文書抜粋:
:::::

月刊『労働運動』34頁(0312号06/01)(2016/03/01)


私の職場 第7回
新経営計画、駅の管区化との闘いは民営化との闘い


大木 勇次 (東京交通労組6号乗務支部執行委員)

●都営地下鉄の運転士です

―どういう職場ですか。

大木 東京都交通局で、都営地下鉄三田線の運転士をしています。現在の職場に配属されたのは21年前です。 
 高校を卒業して1990年にJR下請け会社に入り、大井工場で車両の内装の仕事をしていました。その時、出向の国労の人から「運転士になりたければどんどん試験を受けろ」と言われ、都の交通局が地下鉄の駅員を募集していたのを教えてくれたので受験しました。
 1992年に都の交通局に入りました。駅で約3年、車掌を約2年半やって、運転士の転職試験に合格して、東雲研修所での研修をへて1998年から運転士として乗務するようになりました。

―勤務などを教えて下さい。

大木 勤務は、1週間で5日勤務で、泊まり、明け、日勤があります。泊まりは12時か14時
45分の出勤で、翌日の午前中まで21時間15分拘束されます。その中に仮眠時間として4時間が含まれます。日勤は6時45分から11時55分の出勤で8時間45分拘束されます。「増務仕業」といって、さらに長時間拘束される勤務もあり、泊は25時間、日勤は12時間以上におよびます。
 定年は60歳ですが、再任用で65歳まで働けます。再任用は6号では車庫内から本線までの入替運転と短距離の本線乗務となっています。

:::::

設問 1: インタビュー記事のうち、「大木 勤務は、1週間で5日勤」という語句を含む箇所から書き写し始め、「離の本線乗務となっています。」の後で終えてください。
設問 2:
インタビュー記事の内容から、次の問いに答えてください。
(a) 大木氏が都の交通局に入ったのは何年ですか。
(b) 泊まり勤務の拘束時間には、仮眠時間が何時間含まれますか。
(c) 再任用では何歳まで働くことができますか。
設問 3: インタビュー記事で、大木氏が週5日の勤務の区分として挙げているものをすべて列挙してください。

格納データ:
:::::

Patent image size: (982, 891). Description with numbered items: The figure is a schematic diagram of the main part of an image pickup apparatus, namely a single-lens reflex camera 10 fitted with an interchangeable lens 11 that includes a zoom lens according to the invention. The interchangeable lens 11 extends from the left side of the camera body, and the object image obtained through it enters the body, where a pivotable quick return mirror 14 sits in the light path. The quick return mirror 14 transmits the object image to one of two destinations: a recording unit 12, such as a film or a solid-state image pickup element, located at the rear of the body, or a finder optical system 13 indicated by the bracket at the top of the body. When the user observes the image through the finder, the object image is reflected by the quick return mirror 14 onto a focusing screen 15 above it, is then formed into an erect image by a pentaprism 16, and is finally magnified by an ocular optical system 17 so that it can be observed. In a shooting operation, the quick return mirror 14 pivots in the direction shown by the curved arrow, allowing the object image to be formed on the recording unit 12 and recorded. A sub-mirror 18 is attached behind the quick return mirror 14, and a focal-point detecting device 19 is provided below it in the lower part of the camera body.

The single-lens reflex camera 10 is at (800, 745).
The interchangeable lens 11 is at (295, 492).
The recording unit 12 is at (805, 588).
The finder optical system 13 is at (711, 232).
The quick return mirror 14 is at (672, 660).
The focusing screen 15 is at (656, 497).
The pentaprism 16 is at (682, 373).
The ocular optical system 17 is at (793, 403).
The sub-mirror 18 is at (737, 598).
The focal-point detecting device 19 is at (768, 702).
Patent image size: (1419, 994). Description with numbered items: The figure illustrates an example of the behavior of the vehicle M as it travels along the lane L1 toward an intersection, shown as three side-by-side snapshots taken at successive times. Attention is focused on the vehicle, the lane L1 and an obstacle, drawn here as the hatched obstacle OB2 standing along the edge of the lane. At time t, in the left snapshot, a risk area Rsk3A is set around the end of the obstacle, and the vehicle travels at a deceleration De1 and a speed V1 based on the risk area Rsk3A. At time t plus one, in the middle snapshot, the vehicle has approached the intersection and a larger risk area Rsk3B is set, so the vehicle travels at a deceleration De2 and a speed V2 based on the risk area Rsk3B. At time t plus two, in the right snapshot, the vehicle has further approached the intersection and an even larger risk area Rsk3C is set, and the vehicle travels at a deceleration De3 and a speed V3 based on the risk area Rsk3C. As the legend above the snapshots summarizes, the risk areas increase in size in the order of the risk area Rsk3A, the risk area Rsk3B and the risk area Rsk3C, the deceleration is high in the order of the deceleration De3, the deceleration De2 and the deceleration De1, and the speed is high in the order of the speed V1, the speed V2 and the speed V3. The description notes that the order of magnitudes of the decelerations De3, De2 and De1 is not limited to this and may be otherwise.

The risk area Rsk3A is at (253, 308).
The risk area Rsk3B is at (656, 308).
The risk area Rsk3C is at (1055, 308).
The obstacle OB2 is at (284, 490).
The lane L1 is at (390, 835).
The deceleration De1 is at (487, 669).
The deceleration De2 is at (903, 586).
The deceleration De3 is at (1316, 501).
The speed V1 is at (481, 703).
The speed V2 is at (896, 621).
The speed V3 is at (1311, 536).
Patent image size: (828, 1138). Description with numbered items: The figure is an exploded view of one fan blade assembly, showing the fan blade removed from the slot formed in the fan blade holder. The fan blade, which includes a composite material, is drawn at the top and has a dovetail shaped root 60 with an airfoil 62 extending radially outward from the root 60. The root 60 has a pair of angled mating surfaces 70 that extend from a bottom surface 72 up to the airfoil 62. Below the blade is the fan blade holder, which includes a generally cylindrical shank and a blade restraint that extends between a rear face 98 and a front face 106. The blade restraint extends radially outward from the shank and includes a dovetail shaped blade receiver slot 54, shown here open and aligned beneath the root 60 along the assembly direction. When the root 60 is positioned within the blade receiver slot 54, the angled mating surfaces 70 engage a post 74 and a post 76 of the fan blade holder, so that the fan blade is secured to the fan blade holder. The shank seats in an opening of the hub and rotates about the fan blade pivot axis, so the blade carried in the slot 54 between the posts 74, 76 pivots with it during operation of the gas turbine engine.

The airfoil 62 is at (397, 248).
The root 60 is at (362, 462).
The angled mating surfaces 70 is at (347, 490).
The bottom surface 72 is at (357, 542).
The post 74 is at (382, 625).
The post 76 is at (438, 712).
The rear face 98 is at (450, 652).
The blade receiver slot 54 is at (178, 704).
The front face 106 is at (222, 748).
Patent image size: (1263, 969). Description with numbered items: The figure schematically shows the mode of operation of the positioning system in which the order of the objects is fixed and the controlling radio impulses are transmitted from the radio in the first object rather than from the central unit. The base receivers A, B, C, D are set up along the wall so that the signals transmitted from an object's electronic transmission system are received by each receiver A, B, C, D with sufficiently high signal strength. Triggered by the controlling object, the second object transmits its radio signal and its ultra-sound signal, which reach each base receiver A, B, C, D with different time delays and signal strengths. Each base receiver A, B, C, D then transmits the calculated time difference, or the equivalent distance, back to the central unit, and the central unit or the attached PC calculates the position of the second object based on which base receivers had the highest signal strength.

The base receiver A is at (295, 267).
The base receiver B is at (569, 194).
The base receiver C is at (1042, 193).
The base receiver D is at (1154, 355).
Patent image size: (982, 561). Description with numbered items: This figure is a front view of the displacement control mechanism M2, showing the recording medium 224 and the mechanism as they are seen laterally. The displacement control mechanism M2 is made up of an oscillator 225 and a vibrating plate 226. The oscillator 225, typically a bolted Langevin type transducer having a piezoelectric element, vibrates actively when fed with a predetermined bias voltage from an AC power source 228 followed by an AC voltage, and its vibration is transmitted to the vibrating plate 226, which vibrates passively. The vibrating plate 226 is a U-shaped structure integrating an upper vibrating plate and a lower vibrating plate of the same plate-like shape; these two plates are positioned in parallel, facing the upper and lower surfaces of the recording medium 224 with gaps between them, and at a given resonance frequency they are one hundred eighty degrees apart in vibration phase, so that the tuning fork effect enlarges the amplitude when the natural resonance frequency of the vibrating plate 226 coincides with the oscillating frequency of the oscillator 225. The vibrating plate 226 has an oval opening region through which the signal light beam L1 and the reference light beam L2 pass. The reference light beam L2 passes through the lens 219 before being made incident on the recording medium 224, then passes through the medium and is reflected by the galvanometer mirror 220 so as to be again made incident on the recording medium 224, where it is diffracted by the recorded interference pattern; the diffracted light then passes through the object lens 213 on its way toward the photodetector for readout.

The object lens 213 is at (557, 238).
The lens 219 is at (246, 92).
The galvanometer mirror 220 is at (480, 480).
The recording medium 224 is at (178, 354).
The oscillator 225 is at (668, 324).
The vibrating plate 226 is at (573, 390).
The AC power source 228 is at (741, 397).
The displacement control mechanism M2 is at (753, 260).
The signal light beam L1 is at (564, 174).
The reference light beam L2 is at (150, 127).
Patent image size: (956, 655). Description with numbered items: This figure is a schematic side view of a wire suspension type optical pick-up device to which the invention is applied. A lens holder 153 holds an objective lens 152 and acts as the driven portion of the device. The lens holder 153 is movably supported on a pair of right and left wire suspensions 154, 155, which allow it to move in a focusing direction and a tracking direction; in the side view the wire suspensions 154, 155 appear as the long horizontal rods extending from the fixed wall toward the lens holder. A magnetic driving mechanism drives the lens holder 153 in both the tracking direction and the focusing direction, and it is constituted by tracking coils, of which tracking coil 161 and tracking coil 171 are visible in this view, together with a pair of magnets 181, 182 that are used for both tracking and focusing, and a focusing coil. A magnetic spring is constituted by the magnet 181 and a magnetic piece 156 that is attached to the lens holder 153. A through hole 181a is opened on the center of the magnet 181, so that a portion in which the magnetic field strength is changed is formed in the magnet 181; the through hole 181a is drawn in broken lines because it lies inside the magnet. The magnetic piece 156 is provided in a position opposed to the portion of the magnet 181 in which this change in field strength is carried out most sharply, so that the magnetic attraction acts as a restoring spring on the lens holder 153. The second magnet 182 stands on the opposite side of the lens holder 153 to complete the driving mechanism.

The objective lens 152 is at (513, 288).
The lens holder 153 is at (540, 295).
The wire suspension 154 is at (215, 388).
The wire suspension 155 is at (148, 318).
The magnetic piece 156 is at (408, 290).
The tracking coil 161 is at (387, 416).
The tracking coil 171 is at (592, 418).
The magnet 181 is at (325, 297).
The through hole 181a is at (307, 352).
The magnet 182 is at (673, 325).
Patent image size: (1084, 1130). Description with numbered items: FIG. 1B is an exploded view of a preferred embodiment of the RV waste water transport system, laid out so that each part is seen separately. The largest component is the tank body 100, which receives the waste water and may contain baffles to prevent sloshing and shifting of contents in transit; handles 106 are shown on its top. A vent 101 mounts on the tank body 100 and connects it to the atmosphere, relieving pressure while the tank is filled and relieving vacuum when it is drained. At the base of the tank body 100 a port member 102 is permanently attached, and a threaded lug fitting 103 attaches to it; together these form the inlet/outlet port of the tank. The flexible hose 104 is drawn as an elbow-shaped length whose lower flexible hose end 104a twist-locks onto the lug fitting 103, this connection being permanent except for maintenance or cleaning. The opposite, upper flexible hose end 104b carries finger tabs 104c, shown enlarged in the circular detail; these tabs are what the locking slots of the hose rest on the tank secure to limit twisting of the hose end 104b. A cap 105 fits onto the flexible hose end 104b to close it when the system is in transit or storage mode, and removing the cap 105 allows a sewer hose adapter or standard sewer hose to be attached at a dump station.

:::::

解答例 1:
大木 勤務は、1週間で5日勤務で、泊まり、明け、日勤があります。泊まりは12時か14時
45分の出勤で、翌日の午前中まで21時間15分拘束されます。その中に仮眠時間として4時間が含まれます。日勤は6時45分から11時55分の出勤で8時間45分拘束されます。「増務仕業」といって、さらに長時間拘束される勤務もあり、泊は25時間、日勤は12時間以上におよびます。
 定年は60歳ですが、再任用で65歳まで働けます。再任用は6号では車庫内から本線までの入替運転と短距離の本線乗務となっています。

解答例 2:
(a) 1992年
(b) 4時間
(c) 65歳

解答例 3: 泊まり、明け、日勤